TASK SET >>
1. Using the antiviral drug excerpt, explain why nevirapine should be used with caution in patients with renal or hepatic dysfunction.
2. According to the antiviral drug excerpt, within how many hours after symptom onset must amantadine or rimantadine be given to reduce the duration of influenza A symptoms?

--- SELECTED EXCERPT Enclosed Below ---

Because nevirapine is extensively metabolized by the liver and nevirapine metabolites are
extensively eliminated by the kidneys, the drug should be used with caution in patients with
renal or hepatic dysfunction. The manufacturer states that data currently are insufficient to
recommend a nevirapine dosage for patients who have hepatic dysfunction or renal
insufficiency or are undergoing hemodialysis.
Oral nevirapine is labeled for use in combination with dideoxynucleoside reverse transcriptase
inhibitors for the treatment of HIV-1 infections in adults.
Resistance: Strains of HIV-1 with reduced susceptibility to nevirapine have been produced in
vitro. Strains of HIV-1 resistant to nevirapine may be cross-resistant to some other
nonnucleoside reverse transcriptase inhibitors.
Adverse effects: The drug appears to be well tolerated when administered in combination with
zidovudine (with or without didanosine). The major toxicity associated with nevirapine to date is
rash, including severe or life-threatening rash. Manifestations of severe rash or rash associated
with constitutional symptoms.
Fusion Inhibitors
Enfuvirtide (T-20): Enfuvirtide is the first approved agent in fusion inhibitors. Can be prescribed
in combination with other anteretroviral agents, for experienced HIV patients whose viral load
remains detectable despite ongoing therapy. HIV-1 isolates resistant to NRTIs, NNRTIs ans PIs
were susepteble to enfuvirtide. Enfuvirtide has a robust safety profile.
Other Antiviral Agents
Amantadine, Rimantadine
Amantadine/ rimantadine inhibit uncoating of the viral RNA of influenza A within infected host
cells, thus preventing its replication. Both agents are effective in the prevention of influenza a
virus infection in high-risk individuals. Additionally, both drugs can be used in the treatment of
influenza A, effectively reducing the duration of symptoms when administered within 48 hours
after their onset. The most common side effects are gastrointestinal intolerance and central
nervous system effects (eg, nervousness, difficulty in concentrating, lightheadedness).

--- End of Enclosed SELECTED EXCERPT ---
--- PROVIDED DATA Enclosed Below ---

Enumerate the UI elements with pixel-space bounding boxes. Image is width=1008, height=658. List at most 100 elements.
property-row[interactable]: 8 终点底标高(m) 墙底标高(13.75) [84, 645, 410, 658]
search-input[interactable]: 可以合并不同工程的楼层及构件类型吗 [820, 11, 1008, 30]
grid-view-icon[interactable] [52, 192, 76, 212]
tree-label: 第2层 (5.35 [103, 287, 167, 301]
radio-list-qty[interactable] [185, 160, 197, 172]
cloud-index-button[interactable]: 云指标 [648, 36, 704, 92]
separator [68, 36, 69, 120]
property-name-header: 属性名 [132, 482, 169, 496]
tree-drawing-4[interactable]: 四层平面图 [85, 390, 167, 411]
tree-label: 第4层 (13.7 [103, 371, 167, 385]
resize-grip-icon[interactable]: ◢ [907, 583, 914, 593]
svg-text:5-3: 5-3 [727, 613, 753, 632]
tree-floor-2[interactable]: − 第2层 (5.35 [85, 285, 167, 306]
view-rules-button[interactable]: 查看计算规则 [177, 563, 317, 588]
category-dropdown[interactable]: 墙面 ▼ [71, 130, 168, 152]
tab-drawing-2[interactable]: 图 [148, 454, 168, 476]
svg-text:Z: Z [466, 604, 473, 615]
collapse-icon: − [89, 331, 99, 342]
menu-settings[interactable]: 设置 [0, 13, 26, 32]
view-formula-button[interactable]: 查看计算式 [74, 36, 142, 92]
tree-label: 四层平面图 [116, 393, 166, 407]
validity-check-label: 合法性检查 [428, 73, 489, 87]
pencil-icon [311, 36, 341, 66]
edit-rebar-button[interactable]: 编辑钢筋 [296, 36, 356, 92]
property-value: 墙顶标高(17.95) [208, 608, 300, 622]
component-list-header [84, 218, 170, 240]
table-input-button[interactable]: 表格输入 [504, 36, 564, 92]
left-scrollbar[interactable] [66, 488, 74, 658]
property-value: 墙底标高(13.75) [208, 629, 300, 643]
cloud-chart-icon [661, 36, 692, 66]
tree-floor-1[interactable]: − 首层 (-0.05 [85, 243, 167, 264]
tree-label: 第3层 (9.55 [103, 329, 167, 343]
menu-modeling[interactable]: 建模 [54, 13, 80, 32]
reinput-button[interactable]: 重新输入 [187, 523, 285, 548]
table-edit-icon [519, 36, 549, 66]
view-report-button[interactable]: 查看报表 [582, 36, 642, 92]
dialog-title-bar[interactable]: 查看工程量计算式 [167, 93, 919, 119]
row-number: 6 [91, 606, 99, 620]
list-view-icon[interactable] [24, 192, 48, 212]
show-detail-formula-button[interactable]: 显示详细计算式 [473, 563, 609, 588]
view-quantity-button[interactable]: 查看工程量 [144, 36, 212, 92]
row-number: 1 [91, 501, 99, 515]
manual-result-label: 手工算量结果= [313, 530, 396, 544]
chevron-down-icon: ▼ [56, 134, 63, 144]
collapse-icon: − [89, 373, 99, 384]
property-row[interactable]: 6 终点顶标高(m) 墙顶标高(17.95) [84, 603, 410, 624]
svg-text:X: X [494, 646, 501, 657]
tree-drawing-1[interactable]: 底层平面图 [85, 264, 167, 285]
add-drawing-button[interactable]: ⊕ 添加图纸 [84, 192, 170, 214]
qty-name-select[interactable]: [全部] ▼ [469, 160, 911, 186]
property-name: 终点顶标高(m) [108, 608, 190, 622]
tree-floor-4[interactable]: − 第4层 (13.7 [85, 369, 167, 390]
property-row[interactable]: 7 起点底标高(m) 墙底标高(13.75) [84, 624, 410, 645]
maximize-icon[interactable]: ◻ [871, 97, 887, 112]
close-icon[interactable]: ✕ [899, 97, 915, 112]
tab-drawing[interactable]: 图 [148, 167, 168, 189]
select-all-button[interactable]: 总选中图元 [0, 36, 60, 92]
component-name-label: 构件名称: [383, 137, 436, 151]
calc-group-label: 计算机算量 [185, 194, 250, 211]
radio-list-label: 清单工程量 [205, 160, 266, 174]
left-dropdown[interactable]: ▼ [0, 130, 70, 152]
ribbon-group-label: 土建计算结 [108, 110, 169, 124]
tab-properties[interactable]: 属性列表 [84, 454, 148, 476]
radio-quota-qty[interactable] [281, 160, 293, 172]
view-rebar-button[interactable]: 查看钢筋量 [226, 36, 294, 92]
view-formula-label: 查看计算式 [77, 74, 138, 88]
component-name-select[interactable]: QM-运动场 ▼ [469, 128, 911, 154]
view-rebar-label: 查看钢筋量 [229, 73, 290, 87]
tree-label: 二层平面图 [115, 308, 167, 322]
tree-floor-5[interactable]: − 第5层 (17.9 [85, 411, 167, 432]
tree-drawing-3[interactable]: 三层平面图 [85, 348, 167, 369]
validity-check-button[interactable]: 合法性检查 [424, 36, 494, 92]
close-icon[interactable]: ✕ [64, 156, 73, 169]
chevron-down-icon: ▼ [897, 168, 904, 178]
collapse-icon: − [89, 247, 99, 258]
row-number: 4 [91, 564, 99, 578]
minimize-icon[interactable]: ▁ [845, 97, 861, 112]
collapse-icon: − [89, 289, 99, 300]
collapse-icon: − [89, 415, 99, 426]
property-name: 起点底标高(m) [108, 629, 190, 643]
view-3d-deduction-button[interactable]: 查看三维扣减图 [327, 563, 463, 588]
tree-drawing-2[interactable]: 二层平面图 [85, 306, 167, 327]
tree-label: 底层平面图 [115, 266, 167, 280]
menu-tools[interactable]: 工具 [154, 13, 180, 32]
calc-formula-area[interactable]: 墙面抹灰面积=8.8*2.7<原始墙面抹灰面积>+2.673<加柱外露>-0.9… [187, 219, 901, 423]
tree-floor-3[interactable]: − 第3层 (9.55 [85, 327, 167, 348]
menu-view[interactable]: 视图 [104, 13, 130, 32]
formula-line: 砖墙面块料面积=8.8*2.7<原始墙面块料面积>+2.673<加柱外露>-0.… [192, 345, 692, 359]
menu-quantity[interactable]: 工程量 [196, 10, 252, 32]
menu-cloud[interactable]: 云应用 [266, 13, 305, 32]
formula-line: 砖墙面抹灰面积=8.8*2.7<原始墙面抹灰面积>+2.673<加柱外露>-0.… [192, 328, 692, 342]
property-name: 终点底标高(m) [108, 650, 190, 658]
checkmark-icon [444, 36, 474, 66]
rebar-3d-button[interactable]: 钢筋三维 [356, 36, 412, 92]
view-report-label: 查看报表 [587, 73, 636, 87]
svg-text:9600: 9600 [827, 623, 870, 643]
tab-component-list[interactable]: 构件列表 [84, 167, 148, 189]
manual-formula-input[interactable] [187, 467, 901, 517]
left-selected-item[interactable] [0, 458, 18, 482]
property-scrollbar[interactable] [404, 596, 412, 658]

--- End of Enclosed PROVIDED DATA ---

SOLUTIONS BY TASK >>
1. Nevirapine is extensively metabolized by the liver, and its metabolites are extensively eliminated by the kidneys. For this reason, the drug should be used with caution in patients whose liver or kidney function is impaired.

2. Within 48 hours after symptom onset.